**Do this**.
Every entry must be given again exactly.

***** Data entries *****

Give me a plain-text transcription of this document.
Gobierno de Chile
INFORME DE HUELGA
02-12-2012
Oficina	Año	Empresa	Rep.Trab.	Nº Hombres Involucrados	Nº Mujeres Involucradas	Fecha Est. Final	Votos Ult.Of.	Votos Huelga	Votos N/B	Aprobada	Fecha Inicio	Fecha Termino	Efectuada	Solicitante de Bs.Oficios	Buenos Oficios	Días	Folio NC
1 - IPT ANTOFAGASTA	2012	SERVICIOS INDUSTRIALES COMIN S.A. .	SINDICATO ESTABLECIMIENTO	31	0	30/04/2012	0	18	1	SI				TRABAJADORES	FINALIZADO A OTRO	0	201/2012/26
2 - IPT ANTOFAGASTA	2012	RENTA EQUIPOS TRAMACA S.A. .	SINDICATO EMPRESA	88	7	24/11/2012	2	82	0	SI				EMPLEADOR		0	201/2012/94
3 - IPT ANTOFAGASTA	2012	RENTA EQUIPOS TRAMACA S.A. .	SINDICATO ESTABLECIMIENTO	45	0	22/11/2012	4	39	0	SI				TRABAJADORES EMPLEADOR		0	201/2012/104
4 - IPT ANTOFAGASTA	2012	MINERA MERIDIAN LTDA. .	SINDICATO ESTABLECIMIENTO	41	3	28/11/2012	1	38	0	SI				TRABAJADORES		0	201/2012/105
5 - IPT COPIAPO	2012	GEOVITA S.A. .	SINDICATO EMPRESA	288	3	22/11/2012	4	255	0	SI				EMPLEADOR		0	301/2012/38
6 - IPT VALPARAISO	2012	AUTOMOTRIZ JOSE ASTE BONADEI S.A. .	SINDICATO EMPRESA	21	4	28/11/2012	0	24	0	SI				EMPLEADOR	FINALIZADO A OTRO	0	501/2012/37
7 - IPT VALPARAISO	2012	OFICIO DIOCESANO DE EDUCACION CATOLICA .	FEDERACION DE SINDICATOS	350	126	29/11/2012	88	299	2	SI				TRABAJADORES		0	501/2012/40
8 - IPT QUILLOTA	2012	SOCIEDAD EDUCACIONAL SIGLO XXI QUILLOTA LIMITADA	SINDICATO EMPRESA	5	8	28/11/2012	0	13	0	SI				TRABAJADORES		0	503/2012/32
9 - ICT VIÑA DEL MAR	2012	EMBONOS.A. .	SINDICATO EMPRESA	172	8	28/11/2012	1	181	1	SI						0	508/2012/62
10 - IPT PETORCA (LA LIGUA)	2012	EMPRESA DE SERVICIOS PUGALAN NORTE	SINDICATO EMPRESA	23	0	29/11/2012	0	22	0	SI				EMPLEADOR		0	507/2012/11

*****

**Solution**.
Give me a plain-text transcription of this document.
Gobierno de Chile
INFORME DE HUELGA
02-12-2012
Oficina	Año	Empresa	Rep.Trab.	Nº Hombres Involucrados	Nº Mujeres Involucradas	Fecha Est. Final	Votos Ult.Of.	Votos Huelga	Votos N/B	Aprobada	Fecha Inicio	Fecha Termino	Efectuada	Solicitante de Bs.Oficios	Buenos Oficios	Días	Folio NC
1 - IPT ANTOFAGASTA	2012	SERVICIOS INDUSTRIALES COMIN S.A. .	SINDICATO ESTABLECIMIENTO	31	0	30/04/2012	0	18	1	SI				TRABAJADORES	FINALIZADO A OTRO	0	201/2012/26
2 - IPT ANTOFAGASTA	2012	RENTA EQUIPOS TRAMACA S.A. .	SINDICATO EMPRESA	88	7	24/11/2012	2	82	0	SI				EMPLEADOR		0	201/2012/94
3 - IPT ANTOFAGASTA	2012	RENTA EQUIPOS TRAMACA S.A. .	SINDICATO ESTABLECIMIENTO	45	0	22/11/2012	4	39	0	SI				TRABAJADORES EMPLEADOR		0	201/2012/104
4 - IPT ANTOFAGASTA	2012	MINERA MERIDIAN LTDA. .	SINDICATO ESTABLECIMIENTO	41	3	28/11/2012	1	38	0	SI				TRABAJADORES		0	201/2012/105
5 - IPT COPIAPO	2012	GEOVITA S.A. .	SINDICATO EMPRESA	288	3	22/11/2012	4	255	0	SI				EMPLEADOR		0	301/2012/38
6 - IPT VALPARAISO	2012	AUTOMOTRIZ JOSE ASTE BONADEI S.A. .	SINDICATO EMPRESA	21	4	28/11/2012	0	24	0	SI				EMPLEADOR	FINALIZADO A OTRO	0	501/2012/37
7 - IPT VALPARAISO	2012	OFICIO DIOCESANO DE EDUCACION CATOLICA .	FEDERACION DE SINDICATOS	350	126	29/11/2012	88	299	2	SI				TRABAJADORES		0	501/2012/40
8 - IPT QUILLOTA	2012	SOCIEDAD EDUCACIONAL SIGLO XXI QUILLOTA LIMITADA	SINDICATO EMPRESA	5	8	28/11/2012	0	13	0	SI				TRABAJADORES		0	503/2012/32
9 - ICT VIÑA DEL MAR	2012	EMBONOS.A. .	SINDICATO EMPRESA	172	8	28/11/2012	1	181	1	SI						0	508/2012/62
10 - IPT PETORCA (LA LIGUA)	2012	EMPRESA DE SERVICIOS PUGALAN NORTE	SINDICATO EMPRESA	23	0	29/11/2012	0	22	0	SI				EMPLEADOR		0	507/2012/11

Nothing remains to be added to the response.